Requirement: With the pictures left out, copy the listing below exactly.

[Data excerpts]
□ □ □ □ □
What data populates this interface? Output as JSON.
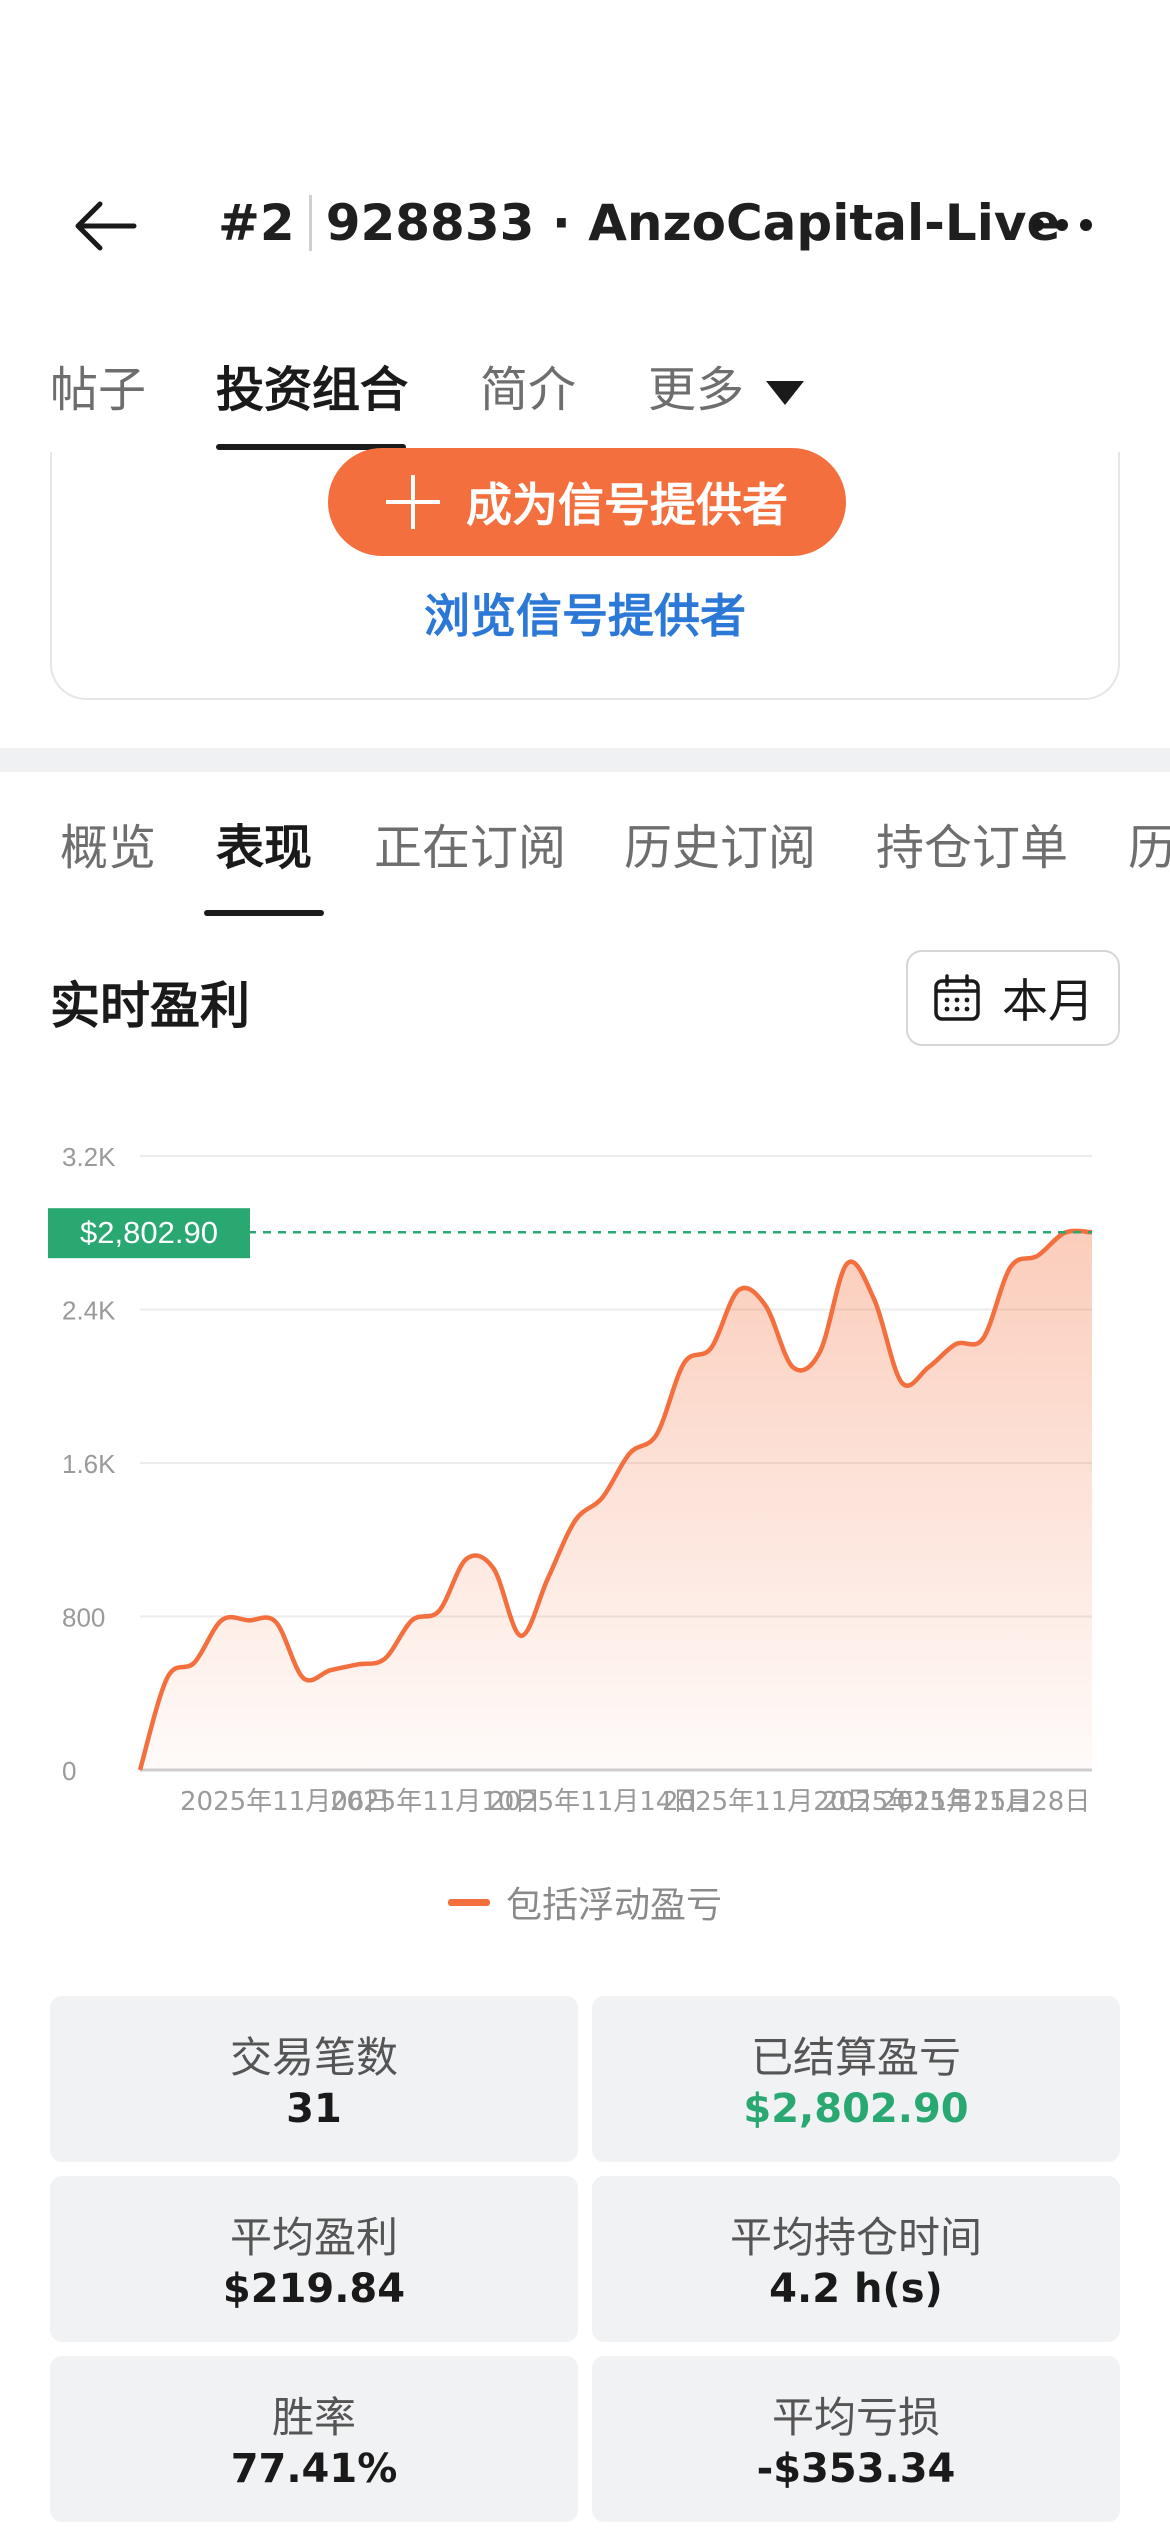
{
  "header": {
    "rank": "#2",
    "account": "928833 · AnzoCapital-Live"
  },
  "top_tabs": [
    {
      "label": "帖子"
    },
    {
      "label": "投资组合"
    },
    {
      "label": "简介"
    },
    {
      "label": "更多"
    }
  ],
  "promo": {
    "become_label": "成为信号提供者",
    "browse_label": "浏览信号提供者"
  },
  "section_tabs": [
    {
      "label": "概览"
    },
    {
      "label": "表现"
    },
    {
      "label": "正在订阅"
    },
    {
      "label": "历史订阅"
    },
    {
      "label": "持仓订单"
    },
    {
      "label": "历"
    }
  ],
  "section": {
    "title": "实时盈利",
    "period_label": "本月"
  },
  "chart_data": {
    "type": "area",
    "ylim": [
      0,
      3200
    ],
    "yticks": [
      "0",
      "800",
      "1.6K",
      "2.4K",
      "3.2K"
    ],
    "xticks": [
      "2025年11月06日",
      "2025年11月10日",
      "2025年11月14日",
      "2025年11月20日",
      "2025年11月25日",
      "2025年11月28日"
    ],
    "current_label": "$2,802.90",
    "current_value": 2802.9,
    "series": [
      {
        "name": "包括浮动盈亏",
        "color": "#f36f3d",
        "values": [
          0,
          480,
          560,
          780,
          780,
          770,
          480,
          520,
          550,
          580,
          780,
          830,
          1100,
          1050,
          700,
          1000,
          1300,
          1420,
          1650,
          1750,
          2120,
          2200,
          2500,
          2420,
          2100,
          2180,
          2640,
          2450,
          2020,
          2100,
          2220,
          2250,
          2620,
          2680,
          2800,
          2802.9
        ]
      }
    ]
  },
  "stats": [
    {
      "label": "交易笔数",
      "value": "31"
    },
    {
      "label": "已结算盈亏",
      "value": "$2,802.90"
    },
    {
      "label": "平均盈利",
      "value": "$219.84"
    },
    {
      "label": "平均持仓时间",
      "value": "4.2 h(s)"
    },
    {
      "label": "胜率",
      "value": "77.41%"
    },
    {
      "label": "平均亏损",
      "value": "-$353.34"
    }
  ]
}
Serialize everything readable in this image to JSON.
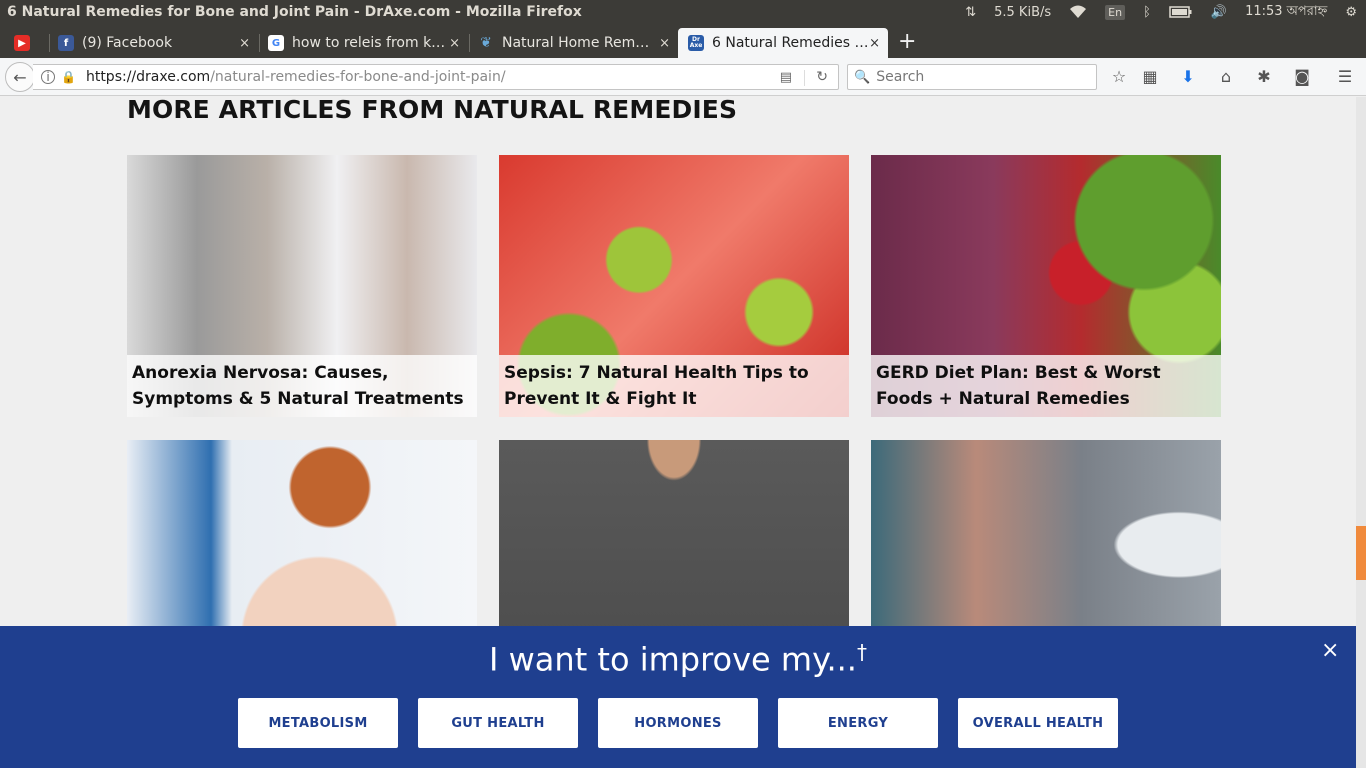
{
  "window": {
    "title": "6 Natural Remedies for Bone and Joint Pain - DrAxe.com - Mozilla Firefox"
  },
  "tray": {
    "speed": "5.5 KiB/s",
    "lang": "En",
    "time": "11:53 অপরাহ্ন"
  },
  "tabs": [
    {
      "label": "",
      "icon": "youtube-icon"
    },
    {
      "label": "(9) Facebook",
      "icon": "facebook-icon"
    },
    {
      "label": "how to releis from k…",
      "icon": "google-icon"
    },
    {
      "label": "Natural Home Rem…",
      "icon": "leaf-icon"
    },
    {
      "label": "6 Natural Remedies …",
      "icon": "draxe-icon",
      "active": true
    }
  ],
  "tab_close_glyph": "×",
  "favicon_text": {
    "facebook": "f",
    "google": "G",
    "leaf": "❦",
    "draxe": "Dr Axe"
  },
  "address": {
    "host": "https://draxe.com",
    "path": "/natural-remedies-for-bone-and-joint-pain/"
  },
  "search": {
    "placeholder": "Search"
  },
  "page": {
    "section_title": "MORE ARTICLES FROM NATURAL REMEDIES",
    "cards": [
      {
        "caption": "Anorexia Nervosa: Causes, Symptoms & 5 Natural Treatments"
      },
      {
        "caption": "Sepsis: 7 Natural Health Tips to Prevent It & Fight It"
      },
      {
        "caption": "GERD Diet Plan: Best & Worst Foods + Natural Remedies"
      },
      {
        "caption": ""
      },
      {
        "caption": ""
      },
      {
        "caption": ""
      }
    ]
  },
  "overlay": {
    "prompt": "I want to improve my...",
    "dagger": "†",
    "close": "×",
    "buttons": [
      "METABOLISM",
      "GUT HEALTH",
      "HORMONES",
      "ENERGY",
      "OVERALL HEALTH"
    ]
  },
  "colors": {
    "overlay_bg": "#1f3f8f",
    "scroll_thumb": "#f08a3c"
  }
}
□ □ □ □ □
Finished answer:
What data populates this interface? Output as JSON.
{
  "header": {
    "rank": "#2",
    "account": "928833 · AnzoCapital-Live"
  },
  "top_tabs": [
    {
      "label": "帖子"
    },
    {
      "label": "投资组合"
    },
    {
      "label": "简介"
    },
    {
      "label": "更多"
    }
  ],
  "promo": {
    "become_label": "成为信号提供者",
    "browse_label": "浏览信号提供者"
  },
  "section_tabs": [
    {
      "label": "概览"
    },
    {
      "label": "表现"
    },
    {
      "label": "正在订阅"
    },
    {
      "label": "历史订阅"
    },
    {
      "label": "持仓订单"
    },
    {
      "label": "历"
    }
  ],
  "section": {
    "title": "实时盈利",
    "period_label": "本月"
  },
  "chart_data": {
    "type": "area",
    "ylim": [
      0,
      3200
    ],
    "yticks": [
      "0",
      "800",
      "1.6K",
      "2.4K",
      "3.2K"
    ],
    "xticks": [
      "2025年11月06日",
      "2025年11月10日",
      "2025年11月14日",
      "2025年11月20日",
      "2025年11月25日",
      "2025年11月28日"
    ],
    "current_label": "$2,802.90",
    "current_value": 2802.9,
    "series": [
      {
        "name": "包括浮动盈亏",
        "color": "#f36f3d",
        "values": [
          0,
          480,
          560,
          780,
          780,
          770,
          480,
          520,
          550,
          580,
          780,
          830,
          1100,
          1050,
          700,
          1000,
          1300,
          1420,
          1650,
          1750,
          2120,
          2200,
          2500,
          2420,
          2100,
          2180,
          2640,
          2450,
          2020,
          2100,
          2220,
          2250,
          2620,
          2680,
          2800,
          2802.9
        ]
      }
    ]
  },
  "stats": [
    {
      "label": "交易笔数",
      "value": "31"
    },
    {
      "label": "已结算盈亏",
      "value": "$2,802.90"
    },
    {
      "label": "平均盈利",
      "value": "$219.84"
    },
    {
      "label": "平均持仓时间",
      "value": "4.2 h(s)"
    },
    {
      "label": "胜率",
      "value": "77.41%"
    },
    {
      "label": "平均亏损",
      "value": "-$353.34"
    }
  ]
}
Serialize everything readable in this image to JSON.
{
  "window": {
    "title": "6 Natural Remedies for Bone and Joint Pain - DrAxe.com - Mozilla Firefox"
  },
  "tray": {
    "speed": "5.5 KiB/s",
    "lang": "En",
    "time": "11:53 অপরাহ্ন"
  },
  "tabs": [
    {
      "label": "",
      "icon": "youtube-icon"
    },
    {
      "label": "(9) Facebook",
      "icon": "facebook-icon"
    },
    {
      "label": "how to releis from k…",
      "icon": "google-icon"
    },
    {
      "label": "Natural Home Rem…",
      "icon": "leaf-icon"
    },
    {
      "label": "6 Natural Remedies …",
      "icon": "draxe-icon",
      "active": true
    }
  ],
  "tab_close_glyph": "×",
  "favicon_text": {
    "facebook": "f",
    "google": "G",
    "leaf": "❦",
    "draxe": "Dr Axe"
  },
  "address": {
    "host": "https://draxe.com",
    "path": "/natural-remedies-for-bone-and-joint-pain/"
  },
  "search": {
    "placeholder": "Search"
  },
  "page": {
    "section_title": "MORE ARTICLES FROM NATURAL REMEDIES",
    "cards": [
      {
        "caption": "Anorexia Nervosa: Causes, Symptoms & 5 Natural Treatments"
      },
      {
        "caption": "Sepsis: 7 Natural Health Tips to Prevent It & Fight It"
      },
      {
        "caption": "GERD Diet Plan: Best & Worst Foods + Natural Remedies"
      },
      {
        "caption": ""
      },
      {
        "caption": ""
      },
      {
        "caption": ""
      }
    ]
  },
  "overlay": {
    "prompt": "I want to improve my...",
    "dagger": "†",
    "close": "×",
    "buttons": [
      "METABOLISM",
      "GUT HEALTH",
      "HORMONES",
      "ENERGY",
      "OVERALL HEALTH"
    ]
  },
  "colors": {
    "overlay_bg": "#1f3f8f",
    "scroll_thumb": "#f08a3c"
  }
}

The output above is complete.